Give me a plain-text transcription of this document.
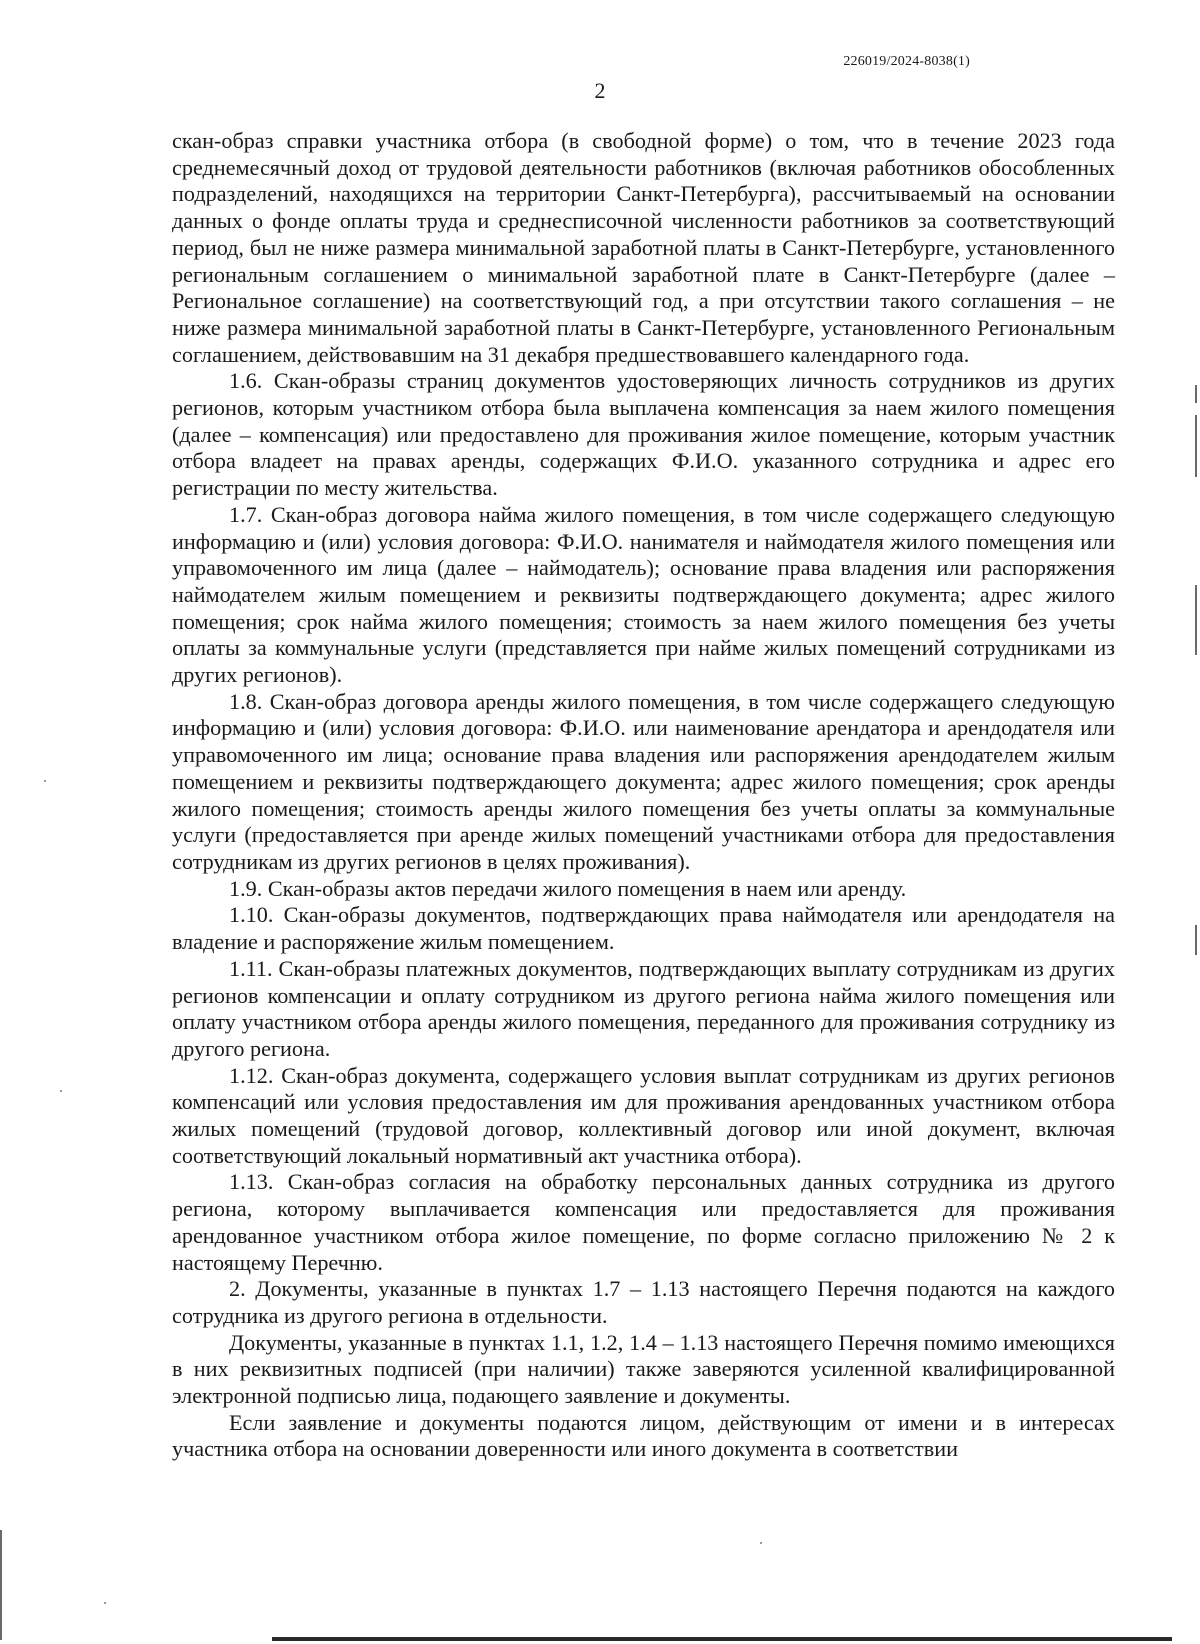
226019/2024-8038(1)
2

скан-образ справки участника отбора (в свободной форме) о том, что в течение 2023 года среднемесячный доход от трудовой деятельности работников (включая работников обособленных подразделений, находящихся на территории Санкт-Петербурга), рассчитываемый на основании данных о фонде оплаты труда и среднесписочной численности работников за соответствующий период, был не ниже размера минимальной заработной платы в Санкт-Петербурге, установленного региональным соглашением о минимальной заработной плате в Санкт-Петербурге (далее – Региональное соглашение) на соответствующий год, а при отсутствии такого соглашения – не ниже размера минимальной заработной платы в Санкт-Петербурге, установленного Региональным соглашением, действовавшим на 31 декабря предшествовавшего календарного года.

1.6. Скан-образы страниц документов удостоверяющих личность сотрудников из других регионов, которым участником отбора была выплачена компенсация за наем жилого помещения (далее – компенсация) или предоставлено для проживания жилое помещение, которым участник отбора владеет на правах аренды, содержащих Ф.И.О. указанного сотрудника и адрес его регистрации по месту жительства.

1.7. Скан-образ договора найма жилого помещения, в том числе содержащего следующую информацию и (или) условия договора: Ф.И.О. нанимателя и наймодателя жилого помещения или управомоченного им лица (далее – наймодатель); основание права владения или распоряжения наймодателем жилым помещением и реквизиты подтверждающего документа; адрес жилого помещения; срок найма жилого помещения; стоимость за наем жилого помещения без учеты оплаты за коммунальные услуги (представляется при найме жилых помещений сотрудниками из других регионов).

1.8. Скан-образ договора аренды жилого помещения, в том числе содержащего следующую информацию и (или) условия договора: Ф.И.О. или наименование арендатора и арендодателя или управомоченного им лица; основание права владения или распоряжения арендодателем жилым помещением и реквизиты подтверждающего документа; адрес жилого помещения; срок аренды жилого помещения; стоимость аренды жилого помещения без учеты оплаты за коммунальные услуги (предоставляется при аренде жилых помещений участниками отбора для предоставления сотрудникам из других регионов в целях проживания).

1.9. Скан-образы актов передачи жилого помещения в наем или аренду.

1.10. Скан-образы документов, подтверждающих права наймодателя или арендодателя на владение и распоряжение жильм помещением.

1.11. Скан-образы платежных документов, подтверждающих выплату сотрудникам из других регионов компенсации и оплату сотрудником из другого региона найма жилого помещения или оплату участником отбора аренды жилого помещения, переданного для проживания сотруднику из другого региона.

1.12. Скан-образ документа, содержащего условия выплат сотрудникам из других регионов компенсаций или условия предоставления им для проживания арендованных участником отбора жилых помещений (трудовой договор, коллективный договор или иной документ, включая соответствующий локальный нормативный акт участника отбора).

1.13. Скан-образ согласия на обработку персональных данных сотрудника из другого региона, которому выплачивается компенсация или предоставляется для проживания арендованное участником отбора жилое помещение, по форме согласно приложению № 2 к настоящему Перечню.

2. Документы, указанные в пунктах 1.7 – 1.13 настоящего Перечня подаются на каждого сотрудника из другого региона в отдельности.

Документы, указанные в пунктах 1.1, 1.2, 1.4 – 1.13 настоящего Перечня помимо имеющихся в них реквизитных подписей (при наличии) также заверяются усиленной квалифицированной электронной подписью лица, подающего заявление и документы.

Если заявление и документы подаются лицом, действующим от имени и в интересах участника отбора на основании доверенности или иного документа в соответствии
==============================
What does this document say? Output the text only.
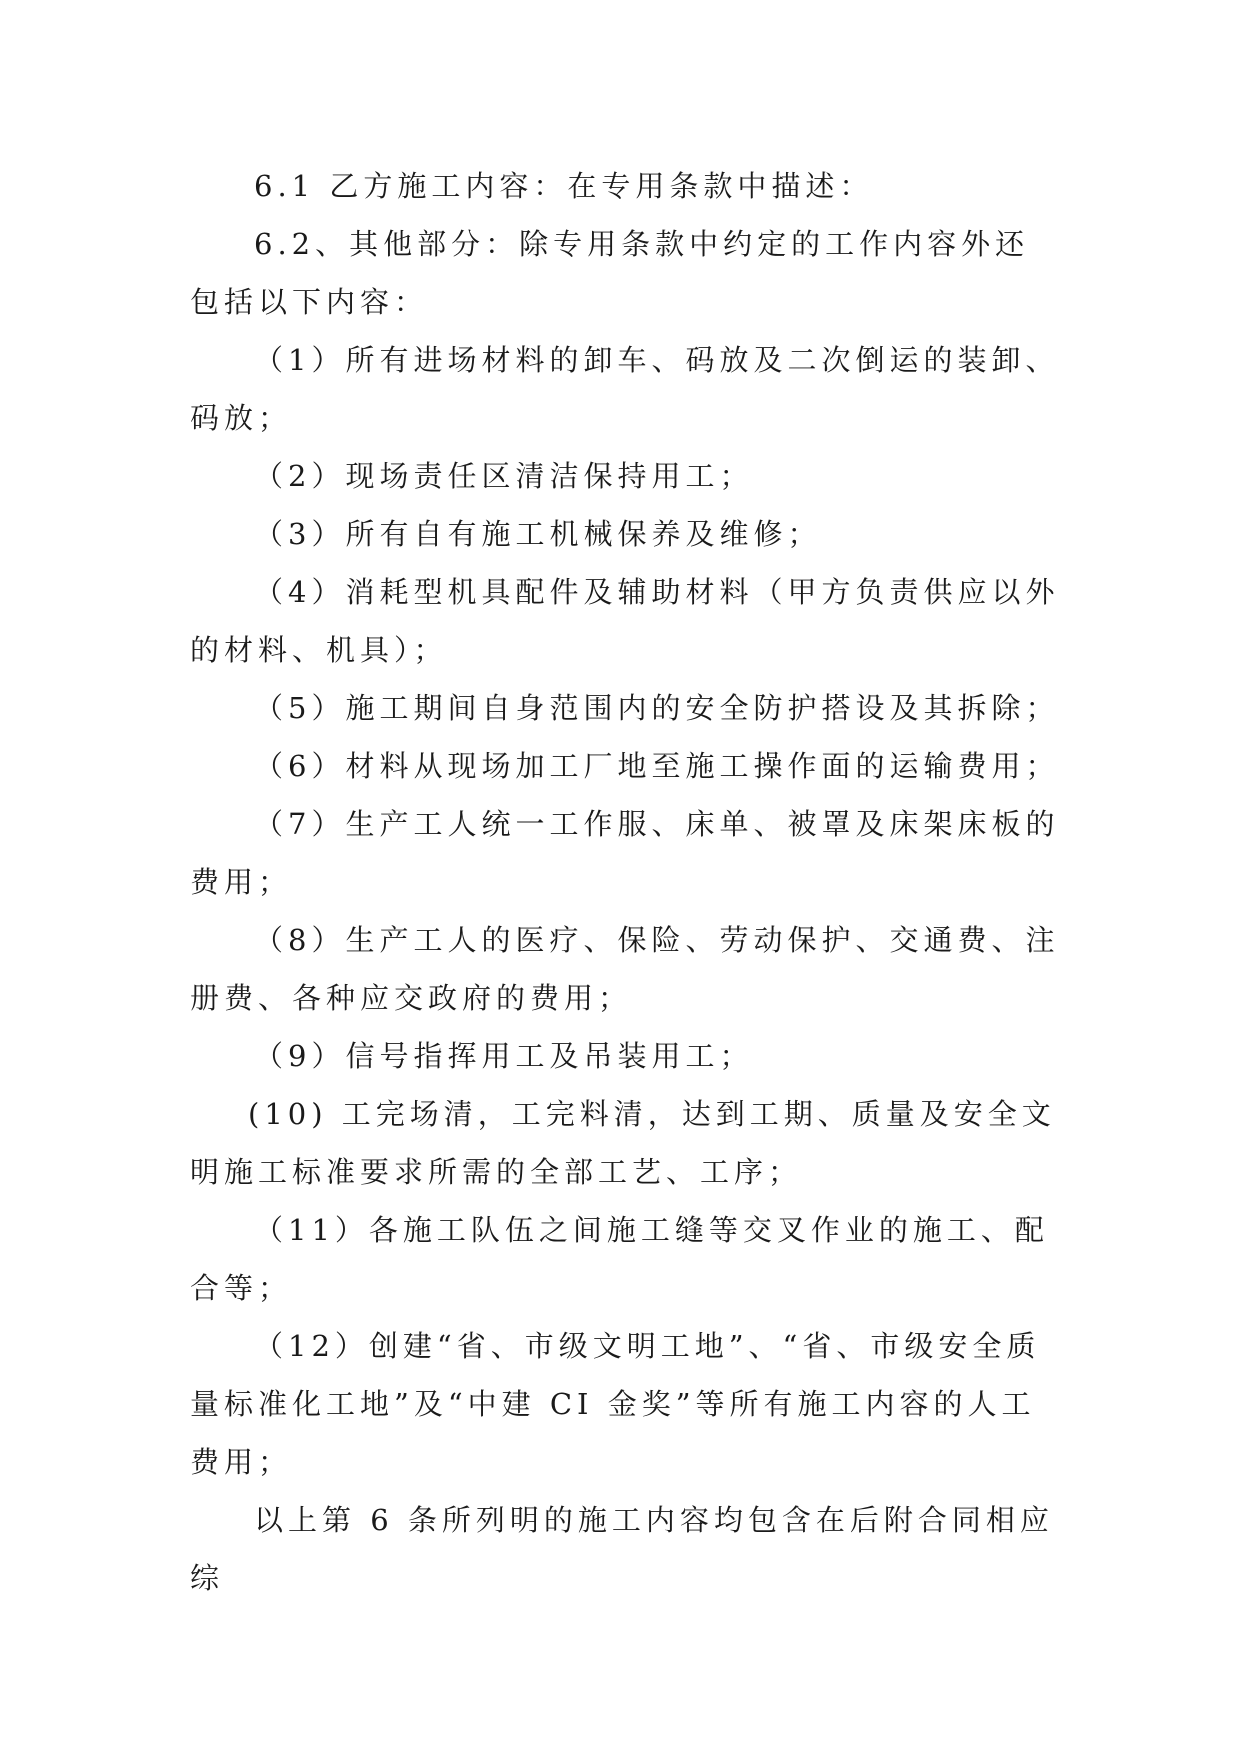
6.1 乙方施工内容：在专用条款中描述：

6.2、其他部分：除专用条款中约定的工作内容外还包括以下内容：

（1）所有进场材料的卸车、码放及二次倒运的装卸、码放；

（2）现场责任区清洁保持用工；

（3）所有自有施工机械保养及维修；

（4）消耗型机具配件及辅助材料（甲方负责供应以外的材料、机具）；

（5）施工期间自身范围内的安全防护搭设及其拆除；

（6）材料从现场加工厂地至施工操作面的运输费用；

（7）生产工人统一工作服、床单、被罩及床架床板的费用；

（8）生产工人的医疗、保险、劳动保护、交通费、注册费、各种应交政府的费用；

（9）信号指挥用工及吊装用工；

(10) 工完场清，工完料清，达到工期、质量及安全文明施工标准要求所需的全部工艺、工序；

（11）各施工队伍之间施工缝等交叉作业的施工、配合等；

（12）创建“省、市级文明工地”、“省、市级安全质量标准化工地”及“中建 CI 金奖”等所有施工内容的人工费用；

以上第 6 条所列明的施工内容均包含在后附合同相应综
==============================
Gather all the lines that include the word "владения" and copy them out.

1.7. Скан-образ договора найма жилого помещения, в том числе содержащего следующую информацию и (или) условия договора: Ф.И.О. нанимателя и наймодателя жилого помещения или управомоченного им лица (далее – наймодатель); основание права владения или распоряжения наймодателем жилым помещением и реквизиты подтверждающего документа; адрес жилого помещения; срок найма жилого помещения; стоимость за наем жилого помещения без учеты оплаты за коммунальные услуги (представляется при найме жилых помещений сотрудниками из других регионов).
1.8. Скан-образ договора аренды жилого помещения, в том числе содержащего следующую информацию и (или) условия договора: Ф.И.О. или наименование арендатора и арендодателя или управомоченного им лица; основание права владения или распоряжения арендодателем жилым помещением и реквизиты подтверждающего документа; адрес жилого помещения; срок аренды жилого помещения; стоимость аренды жилого помещения без учеты оплаты за коммунальные услуги (предоставляется при аренде жилых помещений участниками отбора для предоставления сотрудникам из других регионов в целях проживания).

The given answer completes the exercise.